## start

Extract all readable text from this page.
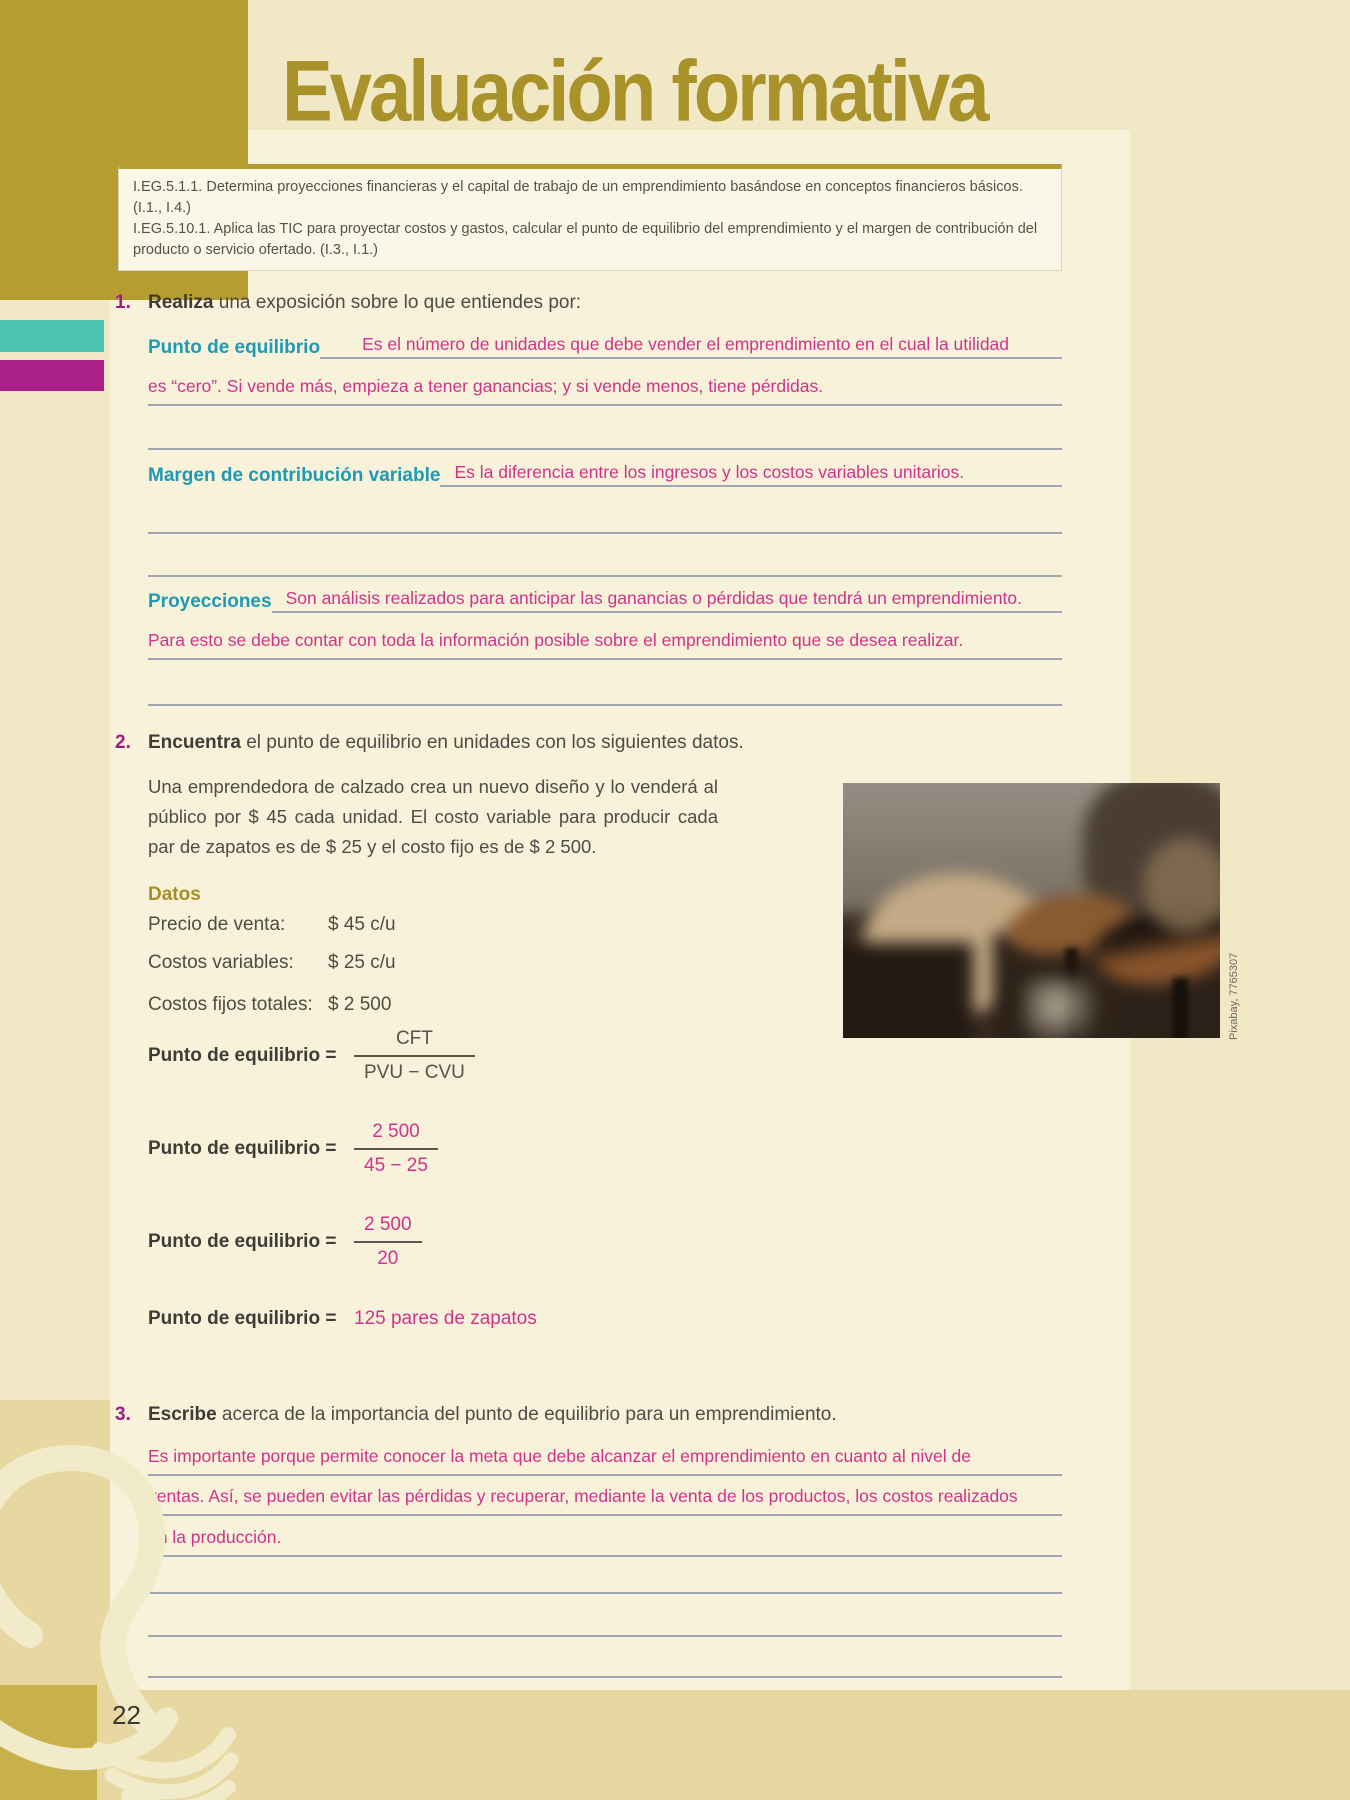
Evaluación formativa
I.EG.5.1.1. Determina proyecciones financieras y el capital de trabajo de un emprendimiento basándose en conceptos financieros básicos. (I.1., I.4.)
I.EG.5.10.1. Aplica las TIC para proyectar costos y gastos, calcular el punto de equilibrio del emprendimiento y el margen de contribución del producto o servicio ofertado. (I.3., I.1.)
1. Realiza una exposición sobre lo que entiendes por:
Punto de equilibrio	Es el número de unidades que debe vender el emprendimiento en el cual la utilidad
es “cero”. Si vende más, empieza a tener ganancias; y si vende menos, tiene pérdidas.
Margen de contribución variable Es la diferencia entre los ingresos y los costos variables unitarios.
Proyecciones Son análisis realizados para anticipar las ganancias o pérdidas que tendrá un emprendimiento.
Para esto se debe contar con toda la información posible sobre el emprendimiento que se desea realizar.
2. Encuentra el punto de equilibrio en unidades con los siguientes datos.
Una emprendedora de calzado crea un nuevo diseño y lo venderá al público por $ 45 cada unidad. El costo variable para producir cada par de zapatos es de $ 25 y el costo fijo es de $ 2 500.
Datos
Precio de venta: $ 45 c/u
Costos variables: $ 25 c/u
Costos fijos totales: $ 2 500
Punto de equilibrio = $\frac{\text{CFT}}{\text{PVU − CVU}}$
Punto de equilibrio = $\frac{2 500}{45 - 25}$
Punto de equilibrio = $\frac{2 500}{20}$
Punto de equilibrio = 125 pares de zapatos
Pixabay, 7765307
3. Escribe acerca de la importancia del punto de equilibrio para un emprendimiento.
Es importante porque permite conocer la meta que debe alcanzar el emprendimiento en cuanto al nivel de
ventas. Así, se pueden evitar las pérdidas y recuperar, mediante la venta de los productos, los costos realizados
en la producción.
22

## end
## start

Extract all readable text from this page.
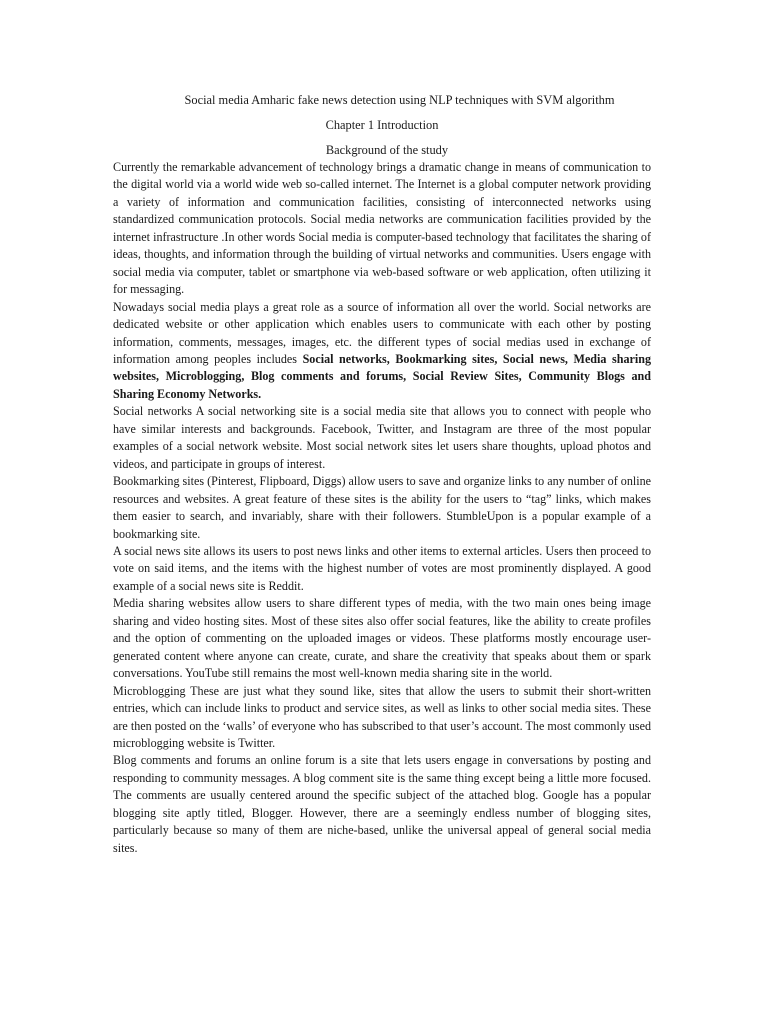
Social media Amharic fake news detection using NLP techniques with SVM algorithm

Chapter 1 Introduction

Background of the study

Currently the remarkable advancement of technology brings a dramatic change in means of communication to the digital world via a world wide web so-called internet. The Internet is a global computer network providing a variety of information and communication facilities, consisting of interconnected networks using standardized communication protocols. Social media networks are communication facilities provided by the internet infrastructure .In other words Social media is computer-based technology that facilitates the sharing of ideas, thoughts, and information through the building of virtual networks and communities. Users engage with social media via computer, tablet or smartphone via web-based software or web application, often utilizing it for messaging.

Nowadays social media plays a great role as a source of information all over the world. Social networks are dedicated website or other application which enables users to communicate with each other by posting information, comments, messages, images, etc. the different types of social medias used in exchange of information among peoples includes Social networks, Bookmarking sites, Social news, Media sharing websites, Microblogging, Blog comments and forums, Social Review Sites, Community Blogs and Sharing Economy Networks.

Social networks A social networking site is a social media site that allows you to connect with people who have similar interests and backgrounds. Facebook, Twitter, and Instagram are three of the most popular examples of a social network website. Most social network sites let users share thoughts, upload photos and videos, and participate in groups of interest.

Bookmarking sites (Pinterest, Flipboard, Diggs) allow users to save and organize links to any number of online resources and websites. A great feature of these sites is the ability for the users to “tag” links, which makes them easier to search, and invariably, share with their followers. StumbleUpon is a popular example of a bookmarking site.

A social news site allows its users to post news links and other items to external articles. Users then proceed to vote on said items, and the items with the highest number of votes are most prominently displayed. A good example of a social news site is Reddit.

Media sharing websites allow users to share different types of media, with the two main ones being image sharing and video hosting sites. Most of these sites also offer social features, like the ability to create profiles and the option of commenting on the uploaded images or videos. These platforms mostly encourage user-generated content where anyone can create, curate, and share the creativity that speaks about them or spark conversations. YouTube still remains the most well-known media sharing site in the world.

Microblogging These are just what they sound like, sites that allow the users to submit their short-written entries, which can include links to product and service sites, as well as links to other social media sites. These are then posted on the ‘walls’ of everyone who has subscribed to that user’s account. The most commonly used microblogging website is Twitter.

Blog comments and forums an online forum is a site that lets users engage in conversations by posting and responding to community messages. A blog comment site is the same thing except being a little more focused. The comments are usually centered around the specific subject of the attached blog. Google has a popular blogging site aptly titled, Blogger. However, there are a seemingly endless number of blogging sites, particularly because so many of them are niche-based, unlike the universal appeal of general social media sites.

## end

WHAT NEEDS TO BE DONE:
Count the lines in the records above that contain the word "messages", and give only that number.

COMPLETE ANSWER:
2